### Task brief:
Without including the pictures, copy out every line below.

### Exercise input:
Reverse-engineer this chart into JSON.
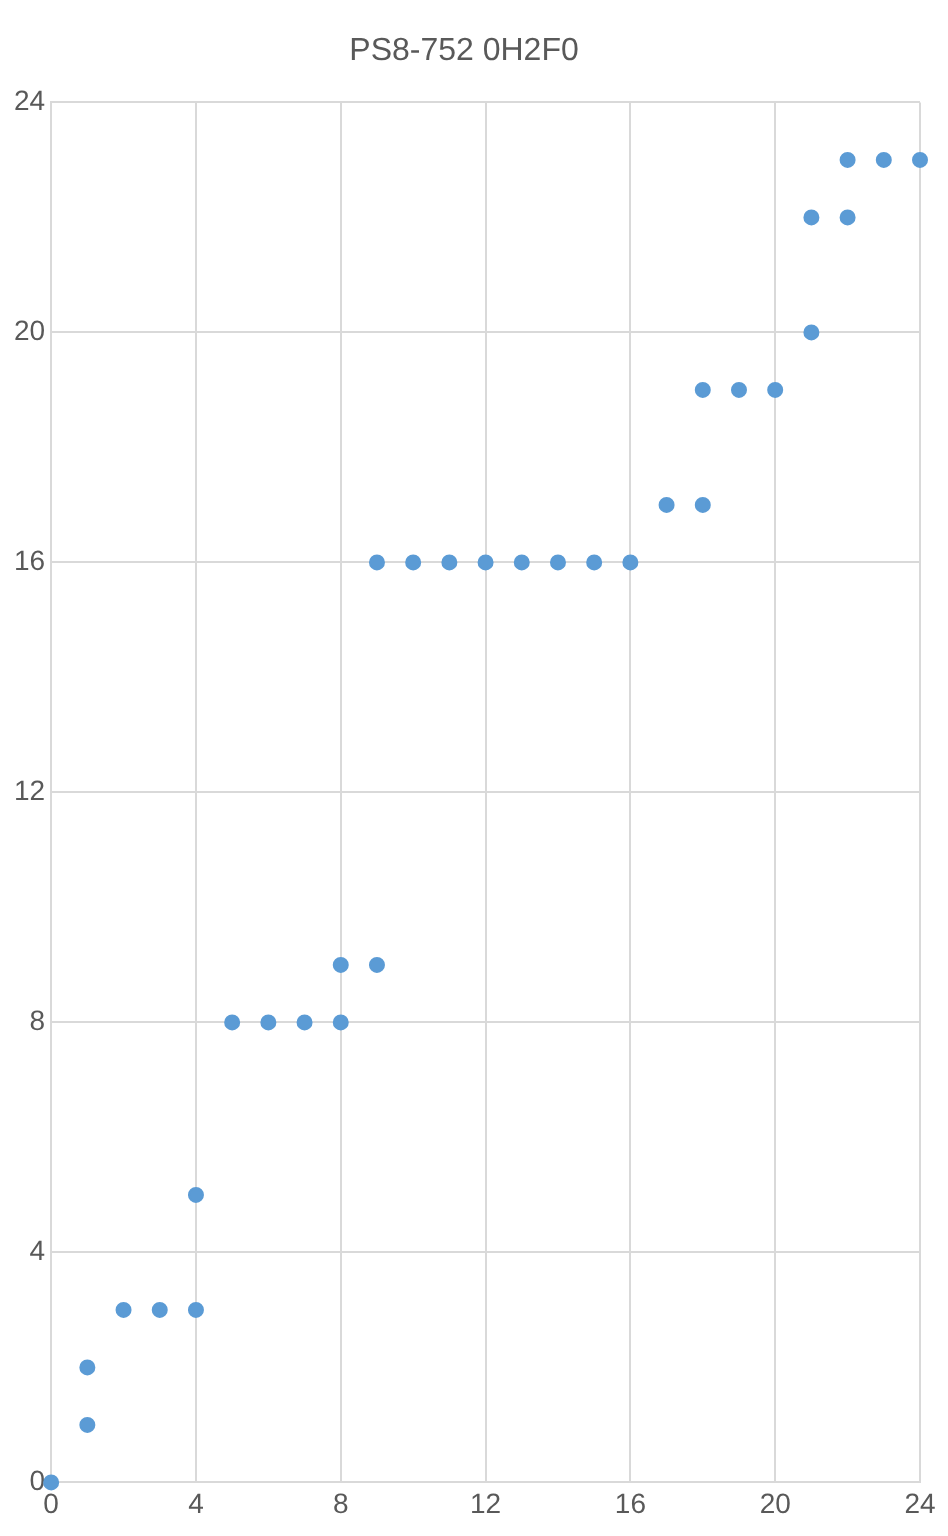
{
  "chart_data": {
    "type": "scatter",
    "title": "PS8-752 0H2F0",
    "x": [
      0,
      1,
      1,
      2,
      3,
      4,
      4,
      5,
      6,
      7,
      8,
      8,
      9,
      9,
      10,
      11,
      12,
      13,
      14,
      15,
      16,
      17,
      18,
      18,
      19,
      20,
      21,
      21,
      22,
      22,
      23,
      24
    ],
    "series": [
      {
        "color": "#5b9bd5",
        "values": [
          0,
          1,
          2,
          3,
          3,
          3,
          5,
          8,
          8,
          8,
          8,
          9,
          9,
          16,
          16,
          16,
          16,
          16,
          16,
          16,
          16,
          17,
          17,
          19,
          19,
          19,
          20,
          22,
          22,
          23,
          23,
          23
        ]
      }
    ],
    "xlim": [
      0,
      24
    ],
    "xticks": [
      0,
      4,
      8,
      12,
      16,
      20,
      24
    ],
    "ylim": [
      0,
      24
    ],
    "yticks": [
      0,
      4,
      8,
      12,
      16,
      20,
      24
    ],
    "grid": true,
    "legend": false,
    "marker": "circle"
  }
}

### Correct output:
Reverse-engineer this chart into JSON.
{
  "chart_data": {
    "type": "scatter",
    "title": "PS8-752 0H2F0",
    "x": [
      0,
      1,
      1,
      2,
      3,
      4,
      4,
      5,
      6,
      7,
      8,
      8,
      9,
      9,
      10,
      11,
      12,
      13,
      14,
      15,
      16,
      17,
      18,
      18,
      19,
      20,
      21,
      21,
      22,
      22,
      23,
      24
    ],
    "series": [
      {
        "color": "#5b9bd5",
        "values": [
          0,
          1,
          2,
          3,
          3,
          3,
          5,
          8,
          8,
          8,
          8,
          9,
          9,
          16,
          16,
          16,
          16,
          16,
          16,
          16,
          16,
          17,
          17,
          19,
          19,
          19,
          20,
          22,
          22,
          23,
          23,
          23
        ]
      }
    ],
    "xlim": [
      0,
      24
    ],
    "xticks": [
      0,
      4,
      8,
      12,
      16,
      20,
      24
    ],
    "ylim": [
      0,
      24
    ],
    "yticks": [
      0,
      4,
      8,
      12,
      16,
      20,
      24
    ],
    "grid": true,
    "legend": false,
    "marker": "circle"
  }
}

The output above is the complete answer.